## [WHAT YOU SHOULD DO]
Read the records and gather each line that includes "title".
— Begin DATA PROVIDED —
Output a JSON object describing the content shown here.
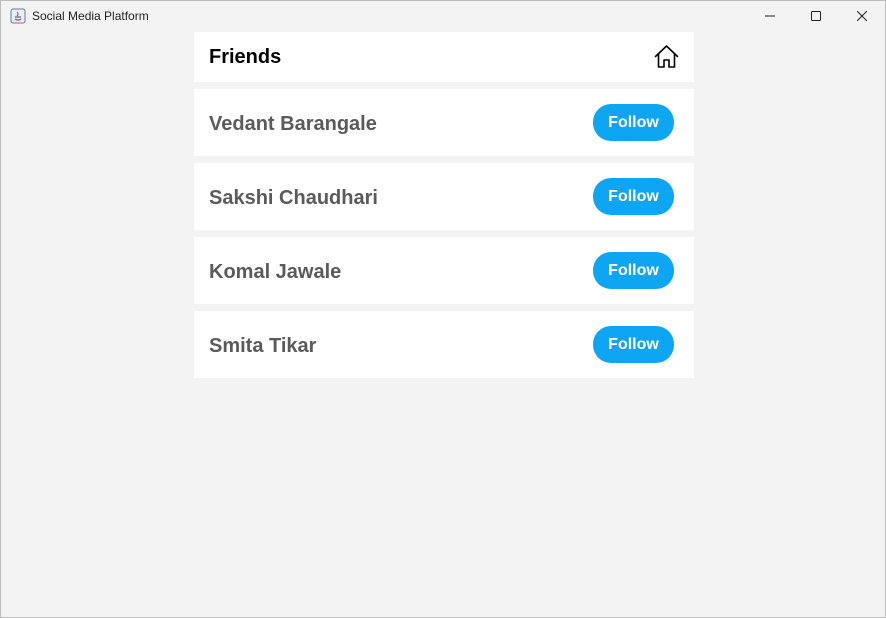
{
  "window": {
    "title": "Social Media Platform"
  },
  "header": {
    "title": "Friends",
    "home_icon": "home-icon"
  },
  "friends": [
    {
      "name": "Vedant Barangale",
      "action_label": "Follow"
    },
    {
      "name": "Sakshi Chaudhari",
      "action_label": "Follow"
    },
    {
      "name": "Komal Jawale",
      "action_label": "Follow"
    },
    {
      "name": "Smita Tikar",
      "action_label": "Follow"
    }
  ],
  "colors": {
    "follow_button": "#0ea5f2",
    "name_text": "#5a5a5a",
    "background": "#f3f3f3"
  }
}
— End DATA PROVIDED —
## [CORRECT ANSWER]
    "title": "Social Media Platform"
    "title": "Friends",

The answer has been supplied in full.